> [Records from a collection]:
⟨

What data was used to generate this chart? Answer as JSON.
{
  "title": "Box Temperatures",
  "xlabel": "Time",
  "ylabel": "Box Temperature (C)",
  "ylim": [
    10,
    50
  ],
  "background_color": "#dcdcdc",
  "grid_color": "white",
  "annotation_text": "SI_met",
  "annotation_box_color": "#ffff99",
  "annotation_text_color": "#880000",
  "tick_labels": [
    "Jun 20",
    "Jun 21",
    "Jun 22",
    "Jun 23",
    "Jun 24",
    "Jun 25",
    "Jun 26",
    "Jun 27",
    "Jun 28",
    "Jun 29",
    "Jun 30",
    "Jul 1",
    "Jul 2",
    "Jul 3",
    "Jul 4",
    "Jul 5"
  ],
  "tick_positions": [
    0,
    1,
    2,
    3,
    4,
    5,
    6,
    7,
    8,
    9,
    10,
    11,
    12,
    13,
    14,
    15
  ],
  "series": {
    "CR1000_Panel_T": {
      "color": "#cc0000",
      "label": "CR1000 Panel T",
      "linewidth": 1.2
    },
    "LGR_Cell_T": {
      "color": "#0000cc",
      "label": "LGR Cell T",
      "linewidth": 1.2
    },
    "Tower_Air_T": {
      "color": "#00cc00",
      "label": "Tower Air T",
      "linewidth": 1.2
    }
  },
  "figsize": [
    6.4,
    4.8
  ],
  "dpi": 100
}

⟩

> [The exercise]: Return all of the entries exactly as they were supplied.

> [Worked answer]:
What data was used to generate this chart? Answer as JSON.
{
  "title": "Box Temperatures",
  "xlabel": "Time",
  "ylabel": "Box Temperature (C)",
  "ylim": [
    10,
    50
  ],
  "background_color": "#dcdcdc",
  "grid_color": "white",
  "annotation_text": "SI_met",
  "annotation_box_color": "#ffff99",
  "annotation_text_color": "#880000",
  "tick_labels": [
    "Jun 20",
    "Jun 21",
    "Jun 22",
    "Jun 23",
    "Jun 24",
    "Jun 25",
    "Jun 26",
    "Jun 27",
    "Jun 28",
    "Jun 29",
    "Jun 30",
    "Jul 1",
    "Jul 2",
    "Jul 3",
    "Jul 4",
    "Jul 5"
  ],
  "tick_positions": [
    0,
    1,
    2,
    3,
    4,
    5,
    6,
    7,
    8,
    9,
    10,
    11,
    12,
    13,
    14,
    15
  ],
  "series": {
    "CR1000_Panel_T": {
      "color": "#cc0000",
      "label": "CR1000 Panel T",
      "linewidth": 1.2
    },
    "LGR_Cell_T": {
      "color": "#0000cc",
      "label": "LGR Cell T",
      "linewidth": 1.2
    },
    "Tower_Air_T": {
      "color": "#00cc00",
      "label": "Tower Air T",
      "linewidth": 1.2
    }
  },
  "figsize": [
    6.4,
    4.8
  ],
  "dpi": 100
}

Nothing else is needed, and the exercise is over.